Look through the data below and return each line where "prior" appears.

[start AVAILABLE RECORDS]

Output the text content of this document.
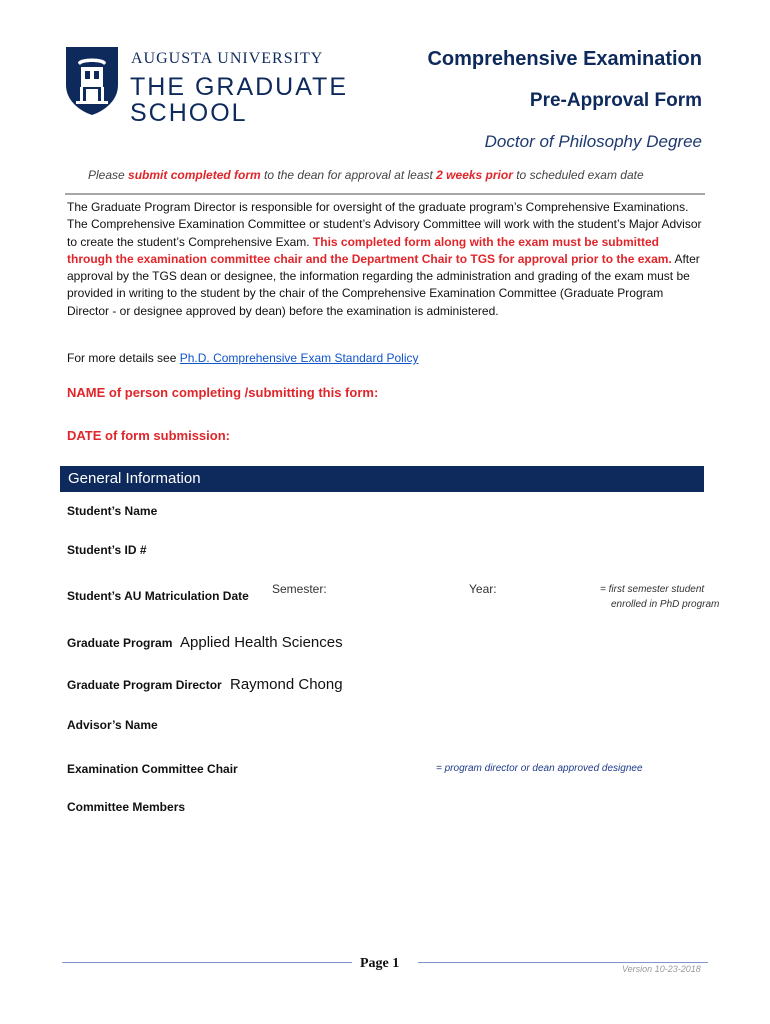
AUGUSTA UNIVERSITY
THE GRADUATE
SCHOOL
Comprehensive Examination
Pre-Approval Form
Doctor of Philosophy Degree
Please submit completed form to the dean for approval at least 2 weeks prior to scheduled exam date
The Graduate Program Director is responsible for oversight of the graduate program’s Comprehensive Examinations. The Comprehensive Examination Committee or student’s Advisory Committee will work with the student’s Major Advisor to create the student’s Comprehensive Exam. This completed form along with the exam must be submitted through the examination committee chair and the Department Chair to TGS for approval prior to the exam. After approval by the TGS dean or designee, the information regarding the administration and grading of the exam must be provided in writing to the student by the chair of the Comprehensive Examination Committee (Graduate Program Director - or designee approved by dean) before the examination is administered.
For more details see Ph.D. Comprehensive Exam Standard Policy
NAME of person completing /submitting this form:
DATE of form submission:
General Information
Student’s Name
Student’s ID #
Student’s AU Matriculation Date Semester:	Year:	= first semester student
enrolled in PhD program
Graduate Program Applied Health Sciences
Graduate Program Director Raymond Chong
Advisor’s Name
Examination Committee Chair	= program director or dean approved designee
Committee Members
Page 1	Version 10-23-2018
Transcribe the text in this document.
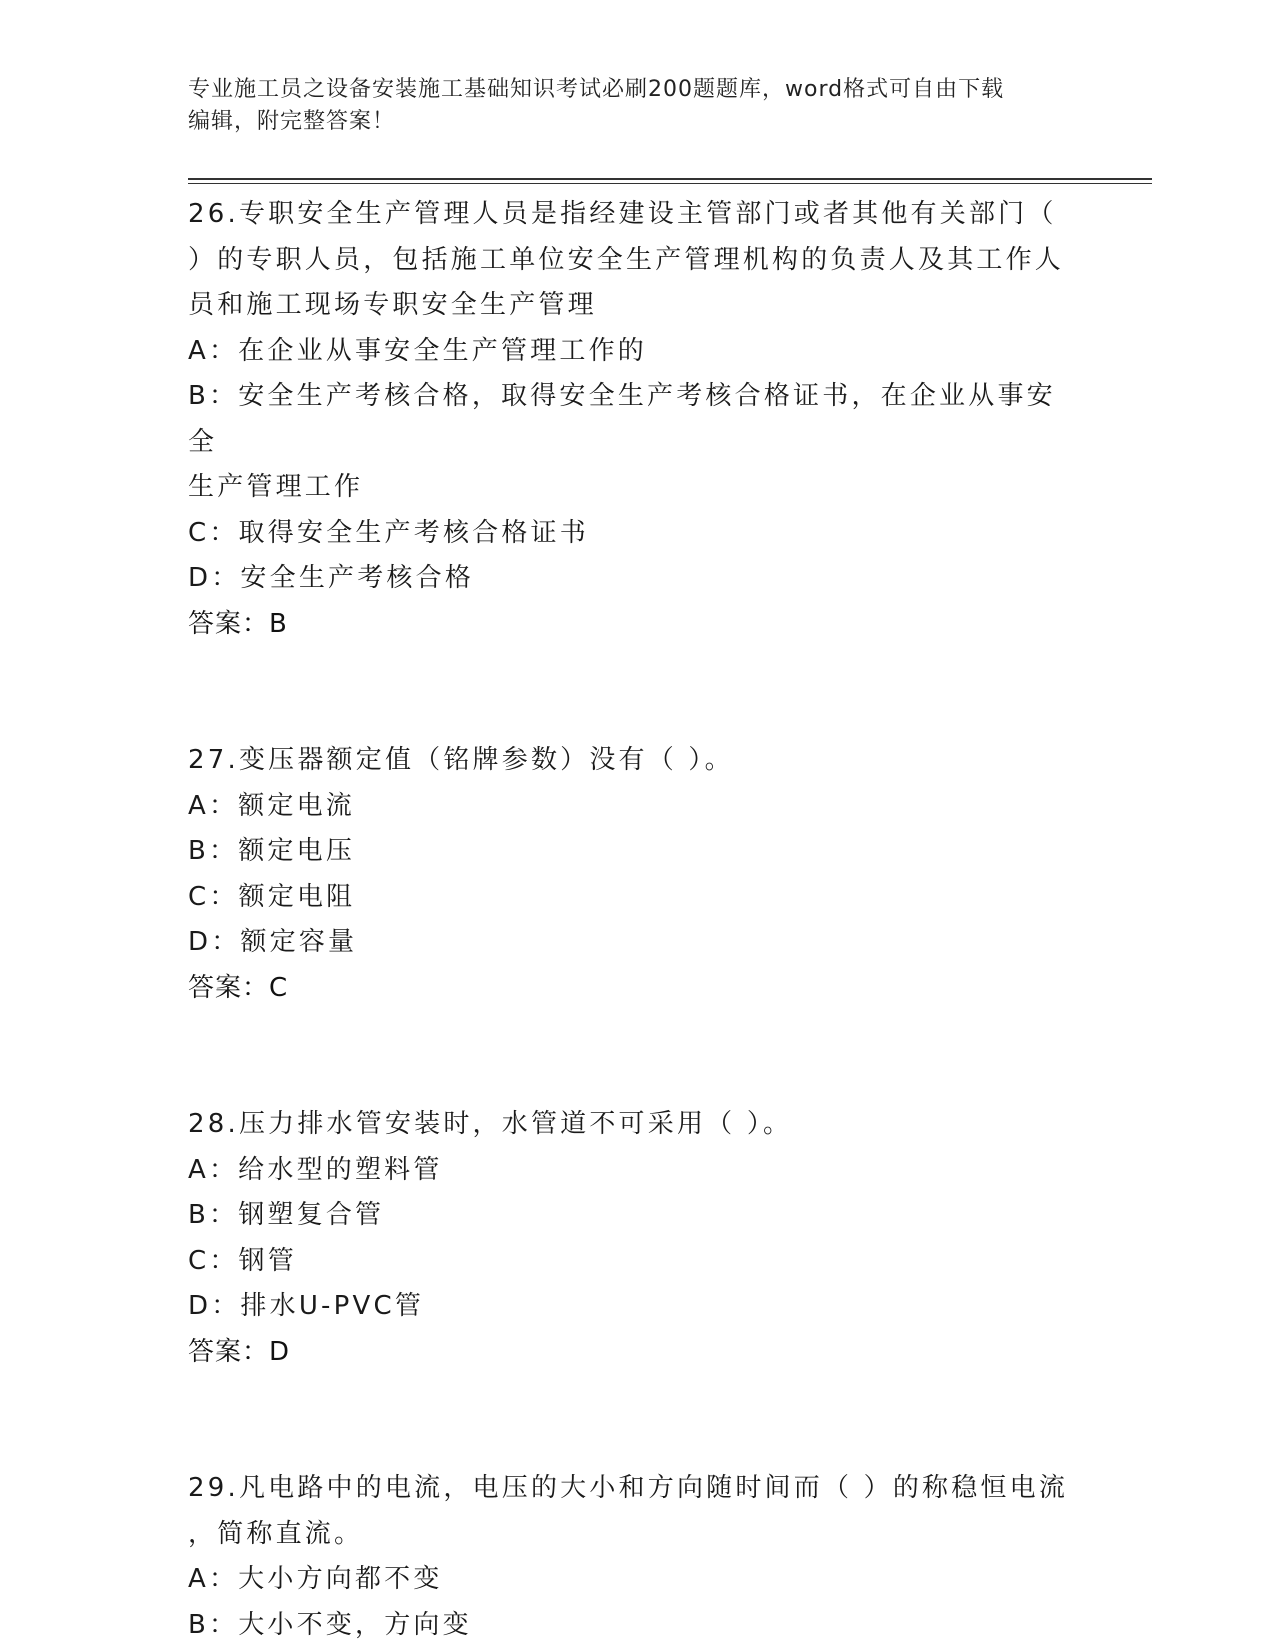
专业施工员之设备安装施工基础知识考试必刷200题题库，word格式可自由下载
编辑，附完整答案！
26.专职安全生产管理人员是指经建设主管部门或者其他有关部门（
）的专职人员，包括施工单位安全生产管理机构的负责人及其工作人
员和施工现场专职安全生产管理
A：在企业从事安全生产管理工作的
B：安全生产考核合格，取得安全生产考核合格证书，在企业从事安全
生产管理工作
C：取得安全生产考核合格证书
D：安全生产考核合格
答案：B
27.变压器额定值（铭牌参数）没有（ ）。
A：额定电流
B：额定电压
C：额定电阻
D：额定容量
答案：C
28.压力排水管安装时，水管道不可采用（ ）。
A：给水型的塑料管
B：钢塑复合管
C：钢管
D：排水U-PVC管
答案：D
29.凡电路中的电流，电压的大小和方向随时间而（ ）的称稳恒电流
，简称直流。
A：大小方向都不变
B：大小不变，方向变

[end AVAILABLE RECORDS]
[start AVAILABLE RECORDS]

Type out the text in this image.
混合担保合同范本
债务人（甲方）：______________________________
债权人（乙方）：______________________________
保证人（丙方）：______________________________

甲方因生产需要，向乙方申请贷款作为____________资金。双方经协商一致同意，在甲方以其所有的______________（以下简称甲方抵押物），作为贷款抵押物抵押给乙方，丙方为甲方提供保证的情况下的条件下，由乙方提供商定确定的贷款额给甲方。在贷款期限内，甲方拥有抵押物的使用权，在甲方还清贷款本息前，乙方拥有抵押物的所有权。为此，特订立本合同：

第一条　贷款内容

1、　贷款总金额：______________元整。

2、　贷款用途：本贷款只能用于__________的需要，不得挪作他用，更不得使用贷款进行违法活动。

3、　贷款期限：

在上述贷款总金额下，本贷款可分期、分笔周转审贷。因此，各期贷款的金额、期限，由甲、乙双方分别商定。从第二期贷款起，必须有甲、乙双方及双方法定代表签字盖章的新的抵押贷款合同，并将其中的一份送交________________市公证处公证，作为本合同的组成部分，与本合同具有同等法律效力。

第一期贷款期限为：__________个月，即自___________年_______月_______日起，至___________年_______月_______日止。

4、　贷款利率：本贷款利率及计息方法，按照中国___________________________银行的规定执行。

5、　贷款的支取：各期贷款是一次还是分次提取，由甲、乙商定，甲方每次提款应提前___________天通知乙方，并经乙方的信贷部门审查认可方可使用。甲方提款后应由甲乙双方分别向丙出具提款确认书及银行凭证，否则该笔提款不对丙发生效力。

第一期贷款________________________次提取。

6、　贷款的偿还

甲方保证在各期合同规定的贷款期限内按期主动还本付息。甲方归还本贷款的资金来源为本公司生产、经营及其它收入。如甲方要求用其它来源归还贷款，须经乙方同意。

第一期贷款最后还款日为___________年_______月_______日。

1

[end AVAILABLE RECORDS]

WRITTEN RESPONSE
Please submit completed form to the dean for approval at least 2 weeks prior to scheduled exam date
The Graduate Program Director is responsible for oversight of the graduate program’s Comprehensive Examinations. The Comprehensive Examination Committee or student’s Advisory Committee will work with the student’s Major Advisor to create the student’s Comprehensive Exam. This completed form along with the exam must be submitted through the examination committee chair and the Department Chair to TGS for approval prior to the exam. After approval by the TGS dean or designee, the information regarding the administration and grading of the exam must be provided in writing to the student by the chair of the Comprehensive Examination Committee (Graduate Program Director - or designee approved by dean) before the examination is administered.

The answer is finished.